**WORK REQUIRED:**
Out of the lines below, please list those that hold the string "this".

**THE INPUT:**
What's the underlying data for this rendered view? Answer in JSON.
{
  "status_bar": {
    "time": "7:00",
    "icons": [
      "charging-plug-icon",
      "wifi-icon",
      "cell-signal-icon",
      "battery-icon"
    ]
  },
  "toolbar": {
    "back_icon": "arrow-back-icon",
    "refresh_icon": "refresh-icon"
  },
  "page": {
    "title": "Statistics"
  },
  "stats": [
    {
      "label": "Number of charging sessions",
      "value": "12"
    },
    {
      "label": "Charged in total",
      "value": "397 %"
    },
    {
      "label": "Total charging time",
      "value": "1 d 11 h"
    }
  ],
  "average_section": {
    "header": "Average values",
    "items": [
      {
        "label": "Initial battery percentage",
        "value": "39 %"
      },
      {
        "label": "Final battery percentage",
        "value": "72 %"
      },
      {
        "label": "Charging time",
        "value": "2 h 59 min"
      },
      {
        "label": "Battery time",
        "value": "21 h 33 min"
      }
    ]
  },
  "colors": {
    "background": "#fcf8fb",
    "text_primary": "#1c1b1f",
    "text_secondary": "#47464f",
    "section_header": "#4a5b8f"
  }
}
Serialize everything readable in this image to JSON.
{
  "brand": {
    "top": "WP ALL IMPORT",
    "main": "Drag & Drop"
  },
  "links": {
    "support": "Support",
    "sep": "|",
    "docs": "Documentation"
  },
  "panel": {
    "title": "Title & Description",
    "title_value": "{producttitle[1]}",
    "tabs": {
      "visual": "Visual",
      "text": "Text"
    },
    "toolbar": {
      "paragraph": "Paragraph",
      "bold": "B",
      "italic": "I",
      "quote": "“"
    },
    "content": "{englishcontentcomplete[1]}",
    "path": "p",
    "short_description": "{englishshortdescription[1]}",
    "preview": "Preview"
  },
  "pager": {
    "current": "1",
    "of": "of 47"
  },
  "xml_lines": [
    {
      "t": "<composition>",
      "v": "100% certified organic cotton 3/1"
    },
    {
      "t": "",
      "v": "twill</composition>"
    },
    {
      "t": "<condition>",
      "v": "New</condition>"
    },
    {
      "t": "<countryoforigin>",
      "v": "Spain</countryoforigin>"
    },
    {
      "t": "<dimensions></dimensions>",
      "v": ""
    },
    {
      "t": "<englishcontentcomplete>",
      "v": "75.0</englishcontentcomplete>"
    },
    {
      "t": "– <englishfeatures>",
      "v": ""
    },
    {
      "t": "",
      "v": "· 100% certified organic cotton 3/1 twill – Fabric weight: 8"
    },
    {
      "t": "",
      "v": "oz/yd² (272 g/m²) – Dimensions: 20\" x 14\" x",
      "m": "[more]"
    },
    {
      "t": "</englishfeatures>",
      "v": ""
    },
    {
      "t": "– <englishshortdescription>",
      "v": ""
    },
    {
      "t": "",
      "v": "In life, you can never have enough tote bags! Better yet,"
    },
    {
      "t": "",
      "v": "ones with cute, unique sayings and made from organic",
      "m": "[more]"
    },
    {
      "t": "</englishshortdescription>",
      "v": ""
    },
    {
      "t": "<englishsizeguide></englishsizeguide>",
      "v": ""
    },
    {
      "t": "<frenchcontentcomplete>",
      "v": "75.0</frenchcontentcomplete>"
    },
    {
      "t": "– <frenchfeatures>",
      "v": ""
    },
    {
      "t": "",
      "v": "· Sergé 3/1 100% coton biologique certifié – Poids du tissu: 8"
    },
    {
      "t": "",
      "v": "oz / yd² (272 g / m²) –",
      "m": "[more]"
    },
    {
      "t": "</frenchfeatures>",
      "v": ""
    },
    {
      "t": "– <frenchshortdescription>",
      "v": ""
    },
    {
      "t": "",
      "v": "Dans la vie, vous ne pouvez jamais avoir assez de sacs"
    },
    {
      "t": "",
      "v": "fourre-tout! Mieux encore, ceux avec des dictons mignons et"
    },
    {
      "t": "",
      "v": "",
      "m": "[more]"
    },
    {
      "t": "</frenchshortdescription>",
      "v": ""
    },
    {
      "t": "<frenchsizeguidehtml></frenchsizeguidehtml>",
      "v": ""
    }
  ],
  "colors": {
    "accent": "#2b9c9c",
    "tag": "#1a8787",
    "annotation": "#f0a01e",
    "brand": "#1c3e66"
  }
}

**OUTPUT OF THE TASK:**
What's the underlying data for this rendered view? Answer in JSON.
Serialize everything readable in this image to JSON.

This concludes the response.